# Exercise material

-- Begin --

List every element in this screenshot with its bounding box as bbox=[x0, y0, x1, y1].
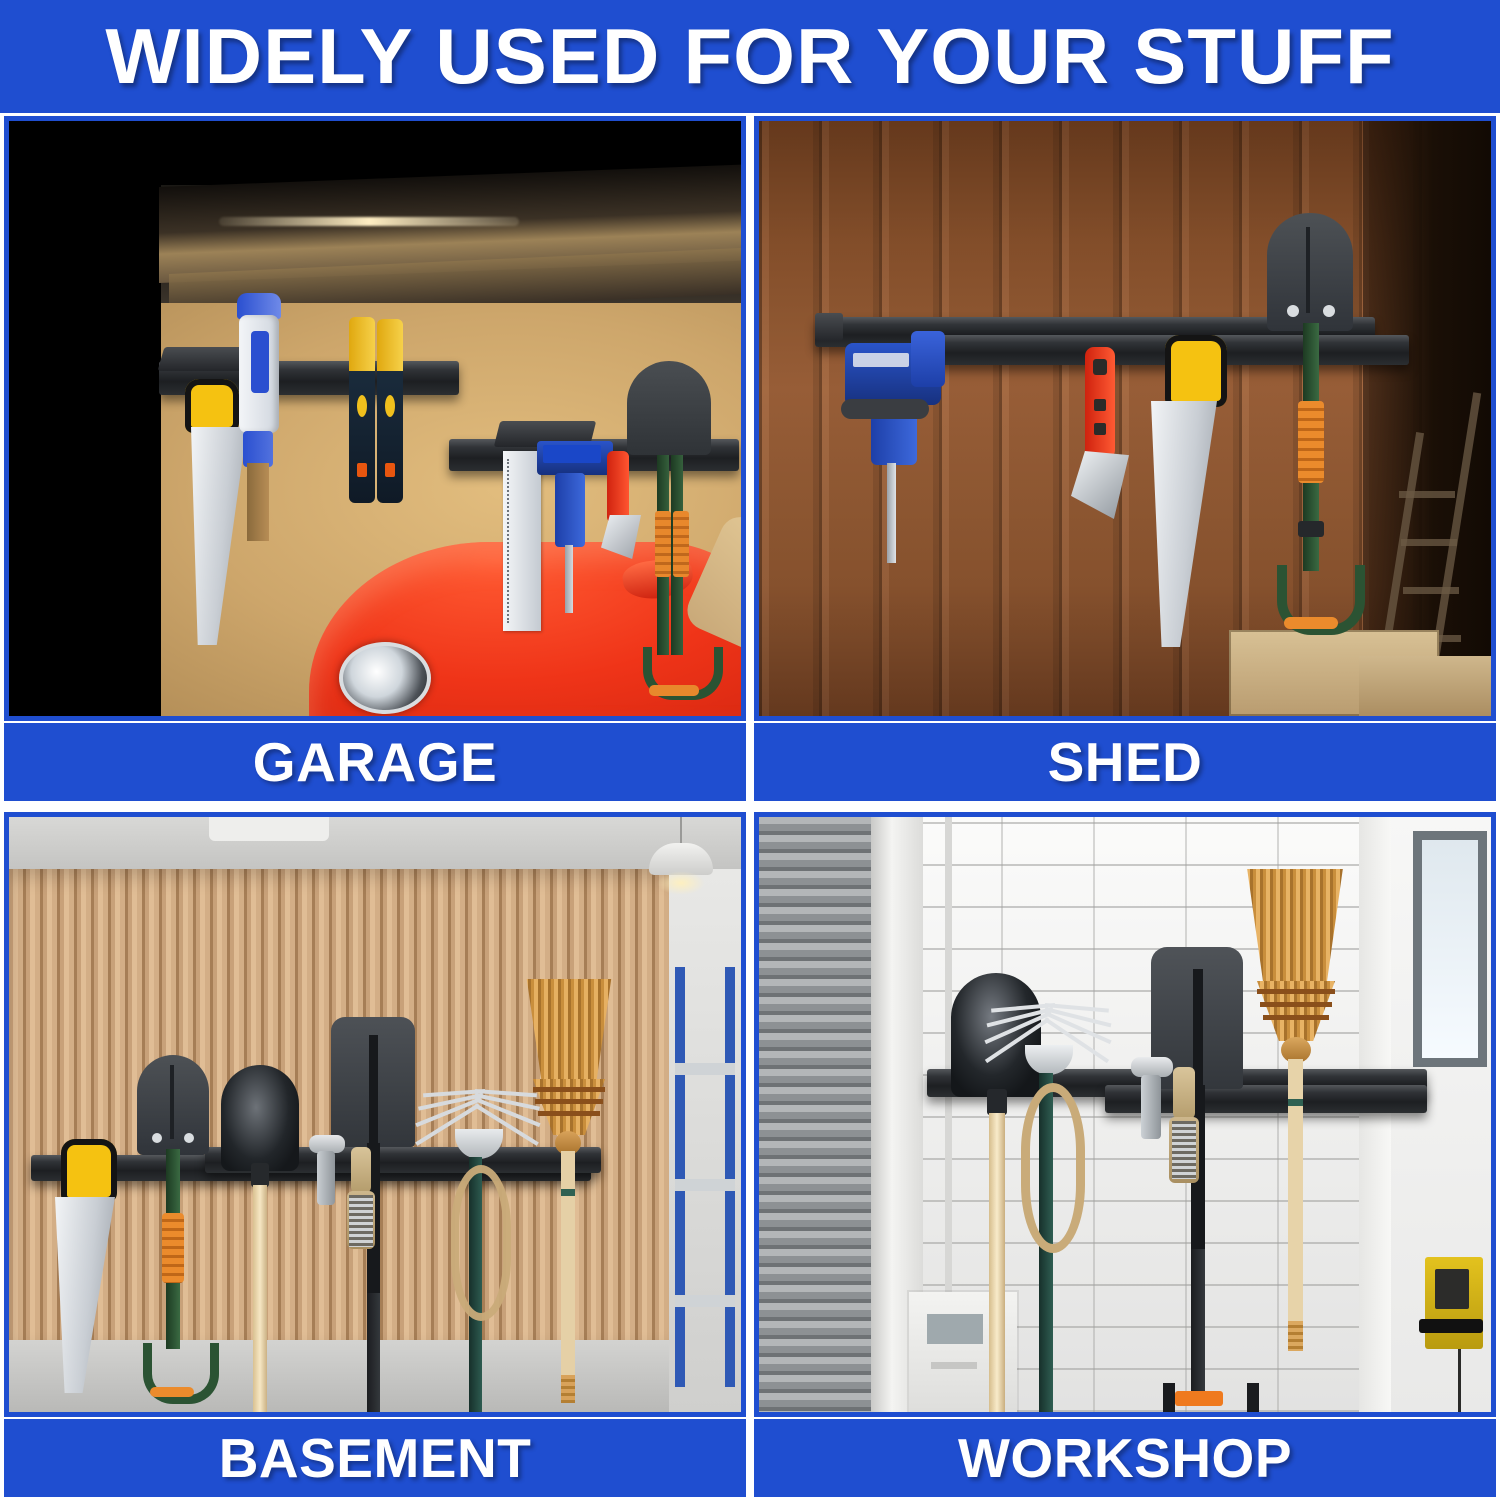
saw-grip bbox=[1165, 335, 1227, 407]
page-title: WIDELY USED FOR YOUR STUFF bbox=[105, 11, 1394, 102]
panel-basement-caption: BASEMENT bbox=[4, 1419, 746, 1497]
product-infographic: WIDELY USED FOR YOUR STUFF bbox=[0, 0, 1500, 1497]
lamp-cord bbox=[680, 817, 682, 845]
electrical-box-yellow bbox=[1425, 1257, 1483, 1349]
panel-basement-photo bbox=[4, 812, 746, 1417]
panel-shed-photo bbox=[754, 116, 1496, 721]
wall-corner bbox=[1359, 817, 1395, 1412]
panel-basement-label: BASEMENT bbox=[219, 1426, 532, 1490]
panel-shed[interactable]: SHED bbox=[754, 116, 1496, 801]
roller-shutter-door bbox=[759, 817, 879, 1412]
panel-garage-label: GARAGE bbox=[253, 730, 497, 794]
panel-shed-label: SHED bbox=[1048, 730, 1203, 794]
lamp-glow bbox=[657, 871, 705, 895]
shed-scene bbox=[759, 121, 1491, 716]
ceiling-vent bbox=[209, 817, 329, 841]
panel-grid: GARAGE bbox=[0, 116, 1500, 1497]
pendant-lamp bbox=[649, 817, 713, 877]
panel-basement[interactable]: BASEMENT bbox=[4, 812, 746, 1497]
panel-workshop[interactable]: WORKSHOP bbox=[754, 812, 1496, 1497]
garage-scene bbox=[9, 121, 741, 716]
basement-scene bbox=[9, 817, 741, 1412]
workshop-scene bbox=[759, 817, 1491, 1412]
panel-shed-caption: SHED bbox=[754, 723, 1496, 801]
tool-rail-end-cap bbox=[815, 313, 843, 341]
panel-garage-caption: GARAGE bbox=[4, 723, 746, 801]
car-headlight-icon bbox=[339, 642, 431, 714]
cardboard-box-secondary bbox=[1359, 656, 1496, 716]
panel-garage-photo bbox=[4, 116, 746, 721]
panel-workshop-caption: WORKSHOP bbox=[754, 1419, 1496, 1497]
garage-ceiling-light bbox=[219, 217, 519, 226]
window bbox=[1413, 831, 1487, 1067]
basement-ceiling bbox=[9, 817, 741, 875]
electrical-cord bbox=[1458, 1349, 1461, 1417]
saw-grip bbox=[61, 1139, 117, 1203]
header-banner: WIDELY USED FOR YOUR STUFF bbox=[0, 0, 1500, 113]
panel-workshop-label: WORKSHOP bbox=[958, 1426, 1292, 1490]
saw-grip bbox=[185, 379, 239, 433]
panel-workshop-photo bbox=[754, 812, 1496, 1417]
panel-garage[interactable]: GARAGE bbox=[4, 116, 746, 801]
storage-shelf bbox=[673, 967, 739, 1387]
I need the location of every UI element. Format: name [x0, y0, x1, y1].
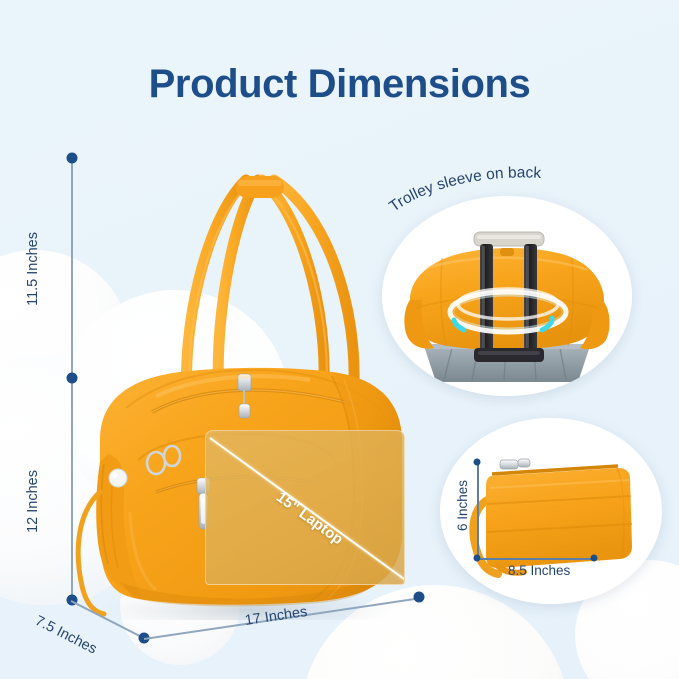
pouch-dimension-dot — [474, 555, 481, 562]
pouch-dimension-dot — [474, 459, 481, 466]
dimension-endpoint-dot — [66, 373, 77, 384]
pouch-height-line — [477, 462, 479, 559]
pouch-width-label: 8.5 Inches — [508, 563, 570, 578]
pouch-width-line — [477, 558, 594, 560]
height-label-upper: 11.5 Inches — [25, 232, 41, 306]
height-label-lower: 12 Inches — [25, 470, 41, 533]
dimension-endpoint-dot — [414, 592, 425, 603]
dimension-endpoint-dot — [66, 153, 77, 164]
infographic-canvas: Product Dimensions — [0, 0, 679, 679]
pouch-dimension-dot — [591, 555, 598, 562]
page-title: Product Dimensions — [0, 62, 679, 107]
trolley-sleeve-callout — [382, 196, 632, 396]
pouch-body — [486, 468, 632, 568]
pouch-height-label: 6 Inches — [455, 480, 470, 531]
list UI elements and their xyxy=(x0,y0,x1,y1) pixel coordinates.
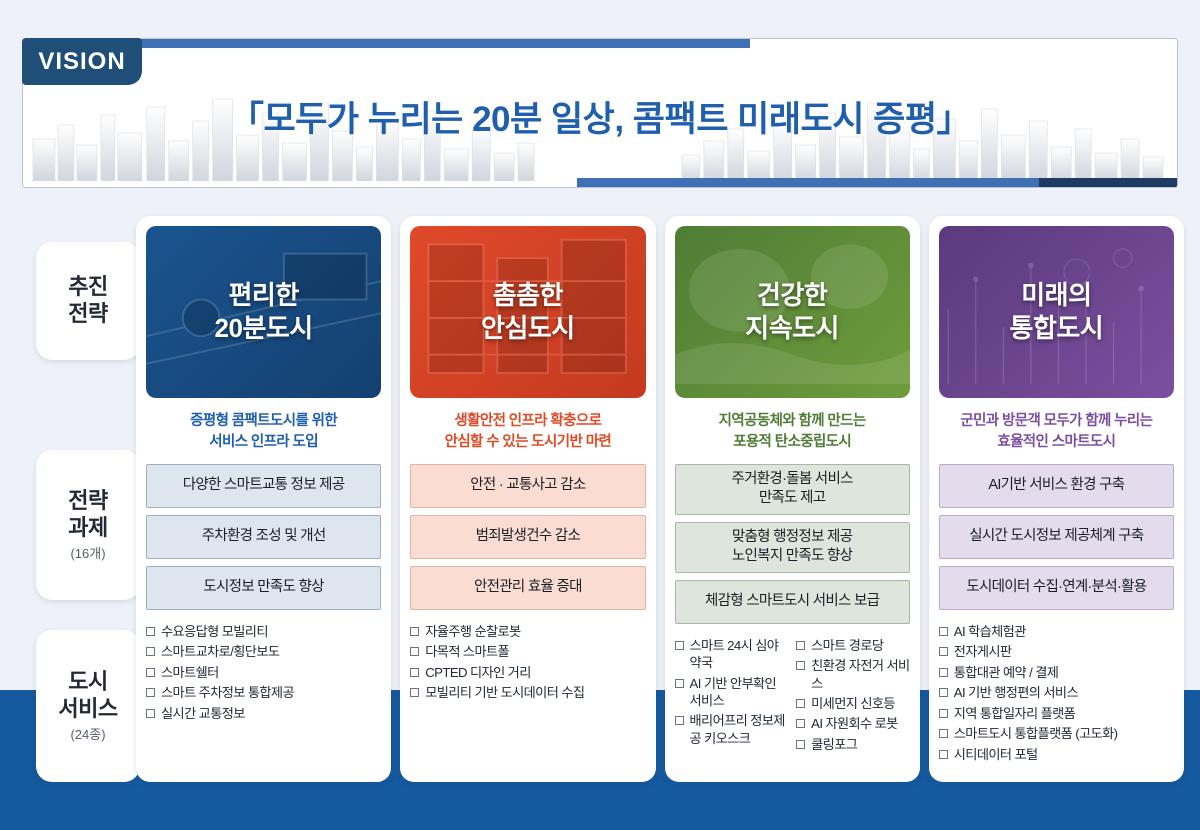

-- End --

# Your objective
Give every line of the entries above as a JSON list of strings, one string per line, with blank lines left out. Leave the pictures out of the answer.

# Response
[
  "List every element in this screenshot with its bounding box as bbox=[x0, y0, x1, y1].",
  "saw-grip bbox=[1165, 335, 1227, 407]",
  "page-title: WIDELY USED FOR YOUR STUFF bbox=[105, 11, 1394, 102]",
  "panel-basement-caption: BASEMENT bbox=[4, 1419, 746, 1497]",
  "product-infographic: WIDELY USED FOR YOUR STUFF bbox=[0, 0, 1500, 1497]",
  "lamp-cord bbox=[680, 817, 682, 845]",
  "electrical-box-yellow bbox=[1425, 1257, 1483, 1349]",
  "panel-basement-photo bbox=[4, 812, 746, 1417]",
  "panel-shed-photo bbox=[754, 116, 1496, 721]",
  "wall-corner bbox=[1359, 817, 1395, 1412]",
  "panel-basement-label: BASEMENT bbox=[219, 1426, 532, 1490]",
  "panel-shed[interactable]: SHED bbox=[754, 116, 1496, 801]",
  "roller-shutter-door bbox=[759, 817, 879, 1412]",
  "panel-garage-label: GARAGE bbox=[253, 730, 497, 794]",
  "panel-shed-label: SHED bbox=[1048, 730, 1203, 794]",
  "lamp-glow bbox=[657, 871, 705, 895]",
  "shed-scene bbox=[759, 121, 1491, 716]",
  "ceiling-vent bbox=[209, 817, 329, 841]",
  "panel-grid: GARAGE bbox=[0, 116, 1500, 1497]",
  "pendant-lamp bbox=[649, 817, 713, 877]",
  "panel-basement[interactable]: BASEMENT bbox=[4, 812, 746, 1497]",
  "panel-workshop[interactable]: WORKSHOP bbox=[754, 812, 1496, 1497]",
  "garage-scene bbox=[9, 121, 741, 716]",
  "basement-scene bbox=[9, 817, 741, 1412]",
  "workshop-scene bbox=[759, 817, 1491, 1412]",
  "panel-shed-caption: SHED bbox=[754, 723, 1496, 801]",
  "tool-rail-end-cap bbox=[815, 313, 843, 341]",
  "panel-garage-caption: GARAGE bbox=[4, 723, 746, 801]",
  "car-headlight-icon bbox=[339, 642, 431, 714]",
  "cardboard-box-secondary bbox=[1359, 656, 1496, 716]",
  "panel-garage-photo bbox=[4, 116, 746, 721]",
  "panel-workshop-caption: WORKSHOP bbox=[754, 1419, 1496, 1497]",
  "garage-ceiling-light bbox=[219, 217, 519, 226]",
  "window bbox=[1413, 831, 1487, 1067]",
  "basement-ceiling bbox=[9, 817, 741, 875]",
  "electrical-cord bbox=[1458, 1349, 1461, 1417]",
  "saw-grip bbox=[61, 1139, 117, 1203]",
  "header-banner: WIDELY USED FOR YOUR STUFF bbox=[0, 0, 1500, 113]",
  "panel-workshop-label: WORKSHOP bbox=[958, 1426, 1292, 1490]",
  "saw-grip bbox=[185, 379, 239, 433]",
  "panel-workshop-photo bbox=[754, 812, 1496, 1417]",
  "panel-garage[interactable]: GARAGE bbox=[4, 116, 746, 801]",
  "storage-shelf bbox=[673, 967, 739, 1387]",
  "I need the location of every UI element. Format: name [x0, y0, x1, y1].",
  "pouch-dimension-dot — [474, 555, 481, 562]",
  "pouch-dimension-dot — [474, 459, 481, 466]",
  "dimension-endpoint-dot — [66, 373, 77, 384]",
  "pouch-height-line — [477, 462, 479, 559]",
  "pouch-width-label: 8.5 Inches — [508, 563, 570, 578]",
  "pouch-width-line — [477, 558, 594, 560]",
  "height-label-upper: 11.5 Inches — [25, 232, 41, 306]",
  "height-label-lower: 12 Inches — [25, 470, 41, 533]",
  "dimension-endpoint-dot — [414, 592, 425, 603]",
  "dimension-endpoint-dot — [66, 153, 77, 164]",
  "infographic-canvas: Product Dimensions — [0, 0, 679, 679]",
  "pouch-dimension-dot — [591, 555, 598, 562]",
  "page-title: Product Dimensions — [0, 62, 679, 107]",
  "trolley-sleeve-callout — [382, 196, 632, 396]",
  "pouch-body — [486, 468, 632, 568]",
  "pouch-height-label: 6 Inches — [455, 480, 470, 531]",
  "list UI elements and their xyxy=(x0,y0,x1,y1) pixel coordinates."
]